§ **Recorded data**:
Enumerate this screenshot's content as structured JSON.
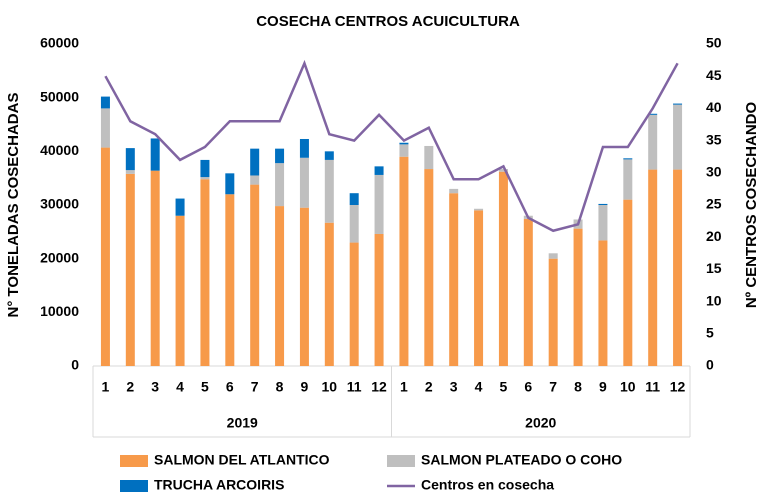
{
  "chart_data": {
    "type": "bar",
    "title": "COSECHA CENTROS ACUICULTURA",
    "ylabel": "N° TONELADAS COSECHADAS",
    "y2label": "Nº CENTROS COSECHANDO",
    "categories": [
      "1",
      "2",
      "3",
      "4",
      "5",
      "6",
      "7",
      "8",
      "9",
      "10",
      "11",
      "12",
      "1",
      "2",
      "3",
      "4",
      "5",
      "6",
      "7",
      "8",
      "9",
      "10",
      "11",
      "12"
    ],
    "groups": [
      "2019",
      "2020"
    ],
    "stacked": true,
    "series": [
      {
        "name": "SALMON DEL ATLANTICO",
        "color": "#f79a4a",
        "type": "bar",
        "values": [
          40700,
          35800,
          36400,
          28000,
          34800,
          32000,
          33800,
          29800,
          29500,
          26700,
          23000,
          24600,
          39000,
          36700,
          32200,
          29000,
          36200,
          27400,
          20000,
          25600,
          23400,
          31000,
          36600,
          36600
        ]
      },
      {
        "name": "SALMON PLATEADO O COHO",
        "color": "#bfbfbf",
        "type": "bar",
        "values": [
          7300,
          700,
          0,
          0,
          400,
          0,
          1700,
          8000,
          9300,
          11700,
          7000,
          11000,
          2300,
          4300,
          800,
          300,
          500,
          600,
          1000,
          1700,
          6600,
          7500,
          10200,
          12100
        ]
      },
      {
        "name": "TRUCHA ARCOIRIS",
        "color": "#0070c0",
        "type": "bar",
        "values": [
          2200,
          4100,
          6000,
          3200,
          3200,
          3900,
          5000,
          2700,
          3500,
          1600,
          2200,
          1600,
          300,
          0,
          0,
          0,
          0,
          0,
          0,
          0,
          200,
          200,
          200,
          200
        ]
      },
      {
        "name": "Centros en cosecha",
        "color": "#8064a2",
        "type": "line",
        "axis": "y2",
        "values": [
          45,
          38,
          36,
          32,
          34,
          38,
          38,
          38,
          47,
          36,
          35,
          39,
          35,
          37,
          29,
          29,
          31,
          23,
          21,
          22,
          34,
          34,
          40,
          47
        ]
      }
    ],
    "ylim": [
      0,
      60000
    ],
    "yticks": [
      0,
      10000,
      20000,
      30000,
      40000,
      50000,
      60000
    ],
    "y2lim": [
      0,
      50
    ],
    "y2ticks": [
      0,
      5,
      10,
      15,
      20,
      25,
      30,
      35,
      40,
      45,
      50
    ],
    "legend": "bottom"
  }
}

§ **Request**:
Give the count of lines in the listing above that include "SALMON", with no other words.

§ **Solution to this task**:
2